DIRECTIONS> Copy each entry as it stands, leaving nothing out.

AVAILABLE DATA>
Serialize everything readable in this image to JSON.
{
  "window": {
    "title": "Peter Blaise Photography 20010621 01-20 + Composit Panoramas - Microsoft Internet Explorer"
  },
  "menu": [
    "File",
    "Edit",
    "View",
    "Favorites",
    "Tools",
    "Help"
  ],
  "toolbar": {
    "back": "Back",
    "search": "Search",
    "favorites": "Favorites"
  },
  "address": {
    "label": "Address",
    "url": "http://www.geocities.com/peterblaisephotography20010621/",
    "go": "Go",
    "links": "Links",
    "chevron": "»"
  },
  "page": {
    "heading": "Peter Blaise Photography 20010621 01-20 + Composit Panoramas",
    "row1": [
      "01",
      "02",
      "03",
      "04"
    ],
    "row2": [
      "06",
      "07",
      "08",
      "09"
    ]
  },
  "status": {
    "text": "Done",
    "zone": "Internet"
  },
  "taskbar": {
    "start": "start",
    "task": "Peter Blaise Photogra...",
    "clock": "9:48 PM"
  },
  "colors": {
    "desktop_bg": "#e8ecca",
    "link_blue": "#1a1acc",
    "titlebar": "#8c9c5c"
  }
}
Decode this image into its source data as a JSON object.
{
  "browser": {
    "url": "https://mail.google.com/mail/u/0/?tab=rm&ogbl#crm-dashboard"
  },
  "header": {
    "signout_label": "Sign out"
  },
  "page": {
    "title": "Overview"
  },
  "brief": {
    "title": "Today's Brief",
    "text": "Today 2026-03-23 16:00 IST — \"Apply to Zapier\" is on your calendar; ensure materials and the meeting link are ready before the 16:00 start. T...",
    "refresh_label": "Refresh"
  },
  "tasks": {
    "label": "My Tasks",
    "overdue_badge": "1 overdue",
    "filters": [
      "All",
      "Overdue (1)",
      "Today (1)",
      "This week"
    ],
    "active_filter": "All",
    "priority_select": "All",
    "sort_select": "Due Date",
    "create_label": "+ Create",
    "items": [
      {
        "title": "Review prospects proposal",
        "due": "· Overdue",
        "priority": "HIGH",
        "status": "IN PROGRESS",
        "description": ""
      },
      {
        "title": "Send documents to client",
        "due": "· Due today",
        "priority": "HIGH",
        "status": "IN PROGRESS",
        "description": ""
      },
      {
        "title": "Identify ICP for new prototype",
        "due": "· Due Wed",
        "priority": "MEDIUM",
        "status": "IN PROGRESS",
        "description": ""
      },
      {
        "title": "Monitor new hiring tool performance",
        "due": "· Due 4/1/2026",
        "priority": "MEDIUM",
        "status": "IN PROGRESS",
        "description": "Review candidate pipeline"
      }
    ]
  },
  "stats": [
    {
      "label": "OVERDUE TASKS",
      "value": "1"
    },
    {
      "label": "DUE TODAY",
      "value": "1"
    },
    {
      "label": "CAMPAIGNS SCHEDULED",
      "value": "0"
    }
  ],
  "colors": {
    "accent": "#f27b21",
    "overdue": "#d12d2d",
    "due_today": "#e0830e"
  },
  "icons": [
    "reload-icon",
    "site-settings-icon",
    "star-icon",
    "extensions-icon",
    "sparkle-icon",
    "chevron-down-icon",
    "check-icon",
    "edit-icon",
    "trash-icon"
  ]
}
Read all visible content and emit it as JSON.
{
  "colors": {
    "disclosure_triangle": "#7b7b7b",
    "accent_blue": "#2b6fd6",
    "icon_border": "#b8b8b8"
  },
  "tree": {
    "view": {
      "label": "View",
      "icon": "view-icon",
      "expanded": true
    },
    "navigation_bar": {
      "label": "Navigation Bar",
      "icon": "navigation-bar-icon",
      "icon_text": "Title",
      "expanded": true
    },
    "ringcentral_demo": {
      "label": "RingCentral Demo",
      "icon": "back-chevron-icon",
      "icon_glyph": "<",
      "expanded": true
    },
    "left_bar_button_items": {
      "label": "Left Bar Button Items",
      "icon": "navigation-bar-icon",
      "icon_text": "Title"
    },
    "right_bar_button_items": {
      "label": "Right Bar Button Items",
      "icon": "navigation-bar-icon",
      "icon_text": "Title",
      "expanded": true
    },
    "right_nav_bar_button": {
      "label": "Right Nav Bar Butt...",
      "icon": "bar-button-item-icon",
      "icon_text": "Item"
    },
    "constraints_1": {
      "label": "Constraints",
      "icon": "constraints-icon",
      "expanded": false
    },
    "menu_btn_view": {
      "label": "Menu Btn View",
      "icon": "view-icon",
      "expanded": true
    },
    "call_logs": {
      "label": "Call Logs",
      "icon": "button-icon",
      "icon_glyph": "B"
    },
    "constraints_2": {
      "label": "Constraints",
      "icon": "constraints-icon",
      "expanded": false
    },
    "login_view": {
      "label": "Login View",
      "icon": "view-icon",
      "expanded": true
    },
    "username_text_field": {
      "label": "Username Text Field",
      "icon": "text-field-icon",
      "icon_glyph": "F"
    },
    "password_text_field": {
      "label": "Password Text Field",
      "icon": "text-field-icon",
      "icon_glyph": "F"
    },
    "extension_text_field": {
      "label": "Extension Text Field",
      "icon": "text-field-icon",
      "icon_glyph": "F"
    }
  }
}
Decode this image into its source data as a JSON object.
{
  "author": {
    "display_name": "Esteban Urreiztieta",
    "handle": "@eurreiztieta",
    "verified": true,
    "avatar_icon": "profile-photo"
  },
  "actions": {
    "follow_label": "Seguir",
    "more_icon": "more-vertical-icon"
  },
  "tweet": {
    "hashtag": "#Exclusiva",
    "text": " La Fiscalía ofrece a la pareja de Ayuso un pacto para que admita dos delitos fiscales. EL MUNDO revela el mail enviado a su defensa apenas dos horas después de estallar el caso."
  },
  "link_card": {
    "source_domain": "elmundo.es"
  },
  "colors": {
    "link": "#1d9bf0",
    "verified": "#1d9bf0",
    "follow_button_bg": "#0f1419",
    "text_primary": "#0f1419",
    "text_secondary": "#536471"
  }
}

SOLUTION>
Serialize everything readable in this image to JSON.
{
  "window": {
    "title": "Peter Blaise Photography 20010621 01-20 + Composit Panoramas - Microsoft Internet Explorer"
  },
  "menu": [
    "File",
    "Edit",
    "View",
    "Favorites",
    "Tools",
    "Help"
  ],
  "toolbar": {
    "back": "Back",
    "search": "Search",
    "favorites": "Favorites"
  },
  "address": {
    "label": "Address",
    "url": "http://www.geocities.com/peterblaisephotography20010621/",
    "go": "Go",
    "links": "Links",
    "chevron": "»"
  },
  "page": {
    "heading": "Peter Blaise Photography 20010621 01-20 + Composit Panoramas",
    "row1": [
      "01",
      "02",
      "03",
      "04"
    ],
    "row2": [
      "06",
      "07",
      "08",
      "09"
    ]
  },
  "status": {
    "text": "Done",
    "zone": "Internet"
  },
  "taskbar": {
    "start": "start",
    "task": "Peter Blaise Photogra...",
    "clock": "9:48 PM"
  },
  "colors": {
    "desktop_bg": "#e8ecca",
    "link_blue": "#1a1acc",
    "titlebar": "#8c9c5c"
  }
}
Decode this image into its source data as a JSON object.
{
  "browser": {
    "url": "https://mail.google.com/mail/u/0/?tab=rm&ogbl#crm-dashboard"
  },
  "header": {
    "signout_label": "Sign out"
  },
  "page": {
    "title": "Overview"
  },
  "brief": {
    "title": "Today's Brief",
    "text": "Today 2026-03-23 16:00 IST — \"Apply to Zapier\" is on your calendar; ensure materials and the meeting link are ready before the 16:00 start. T...",
    "refresh_label": "Refresh"
  },
  "tasks": {
    "label": "My Tasks",
    "overdue_badge": "1 overdue",
    "filters": [
      "All",
      "Overdue (1)",
      "Today (1)",
      "This week"
    ],
    "active_filter": "All",
    "priority_select": "All",
    "sort_select": "Due Date",
    "create_label": "+ Create",
    "items": [
      {
        "title": "Review prospects proposal",
        "due": "· Overdue",
        "priority": "HIGH",
        "status": "IN PROGRESS",
        "description": ""
      },
      {
        "title": "Send documents to client",
        "due": "· Due today",
        "priority": "HIGH",
        "status": "IN PROGRESS",
        "description": ""
      },
      {
        "title": "Identify ICP for new prototype",
        "due": "· Due Wed",
        "priority": "MEDIUM",
        "status": "IN PROGRESS",
        "description": ""
      },
      {
        "title": "Monitor new hiring tool performance",
        "due": "· Due 4/1/2026",
        "priority": "MEDIUM",
        "status": "IN PROGRESS",
        "description": "Review candidate pipeline"
      }
    ]
  },
  "stats": [
    {
      "label": "OVERDUE TASKS",
      "value": "1"
    },
    {
      "label": "DUE TODAY",
      "value": "1"
    },
    {
      "label": "CAMPAIGNS SCHEDULED",
      "value": "0"
    }
  ],
  "colors": {
    "accent": "#f27b21",
    "overdue": "#d12d2d",
    "due_today": "#e0830e"
  },
  "icons": [
    "reload-icon",
    "site-settings-icon",
    "star-icon",
    "extensions-icon",
    "sparkle-icon",
    "chevron-down-icon",
    "check-icon",
    "edit-icon",
    "trash-icon"
  ]
}
Read all visible content and emit it as JSON.
{
  "colors": {
    "disclosure_triangle": "#7b7b7b",
    "accent_blue": "#2b6fd6",
    "icon_border": "#b8b8b8"
  },
  "tree": {
    "view": {
      "label": "View",
      "icon": "view-icon",
      "expanded": true
    },
    "navigation_bar": {
      "label": "Navigation Bar",
      "icon": "navigation-bar-icon",
      "icon_text": "Title",
      "expanded": true
    },
    "ringcentral_demo": {
      "label": "RingCentral Demo",
      "icon": "back-chevron-icon",
      "icon_glyph": "<",
      "expanded": true
    },
    "left_bar_button_items": {
      "label": "Left Bar Button Items",
      "icon": "navigation-bar-icon",
      "icon_text": "Title"
    },
    "right_bar_button_items": {
      "label": "Right Bar Button Items",
      "icon": "navigation-bar-icon",
      "icon_text": "Title",
      "expanded": true
    },
    "right_nav_bar_button": {
      "label": "Right Nav Bar Butt...",
      "icon": "bar-button-item-icon",
      "icon_text": "Item"
    },
    "constraints_1": {
      "label": "Constraints",
      "icon": "constraints-icon",
      "expanded": false
    },
    "menu_btn_view": {
      "label": "Menu Btn View",
      "icon": "view-icon",
      "expanded": true
    },
    "call_logs": {
      "label": "Call Logs",
      "icon": "button-icon",
      "icon_glyph": "B"
    },
    "constraints_2": {
      "label": "Constraints",
      "icon": "constraints-icon",
      "expanded": false
    },
    "login_view": {
      "label": "Login View",
      "icon": "view-icon",
      "expanded": true
    },
    "username_text_field": {
      "label": "Username Text Field",
      "icon": "text-field-icon",
      "icon_glyph": "F"
    },
    "password_text_field": {
      "label": "Password Text Field",
      "icon": "text-field-icon",
      "icon_glyph": "F"
    },
    "extension_text_field": {
      "label": "Extension Text Field",
      "icon": "text-field-icon",
      "icon_glyph": "F"
    }
  }
}
Decode this image into its source data as a JSON object.
{
  "author": {
    "display_name": "Esteban Urreiztieta",
    "handle": "@eurreiztieta",
    "verified": true,
    "avatar_icon": "profile-photo"
  },
  "actions": {
    "follow_label": "Seguir",
    "more_icon": "more-vertical-icon"
  },
  "tweet": {
    "hashtag": "#Exclusiva",
    "text": " La Fiscalía ofrece a la pareja de Ayuso un pacto para que admita dos delitos fiscales. EL MUNDO revela el mail enviado a su defensa apenas dos horas después de estallar el caso."
  },
  "link_card": {
    "source_domain": "elmundo.es"
  },
  "colors": {
    "link": "#1d9bf0",
    "verified": "#1d9bf0",
    "follow_button_bg": "#0f1419",
    "text_primary": "#0f1419",
    "text_secondary": "#536471"
  }
}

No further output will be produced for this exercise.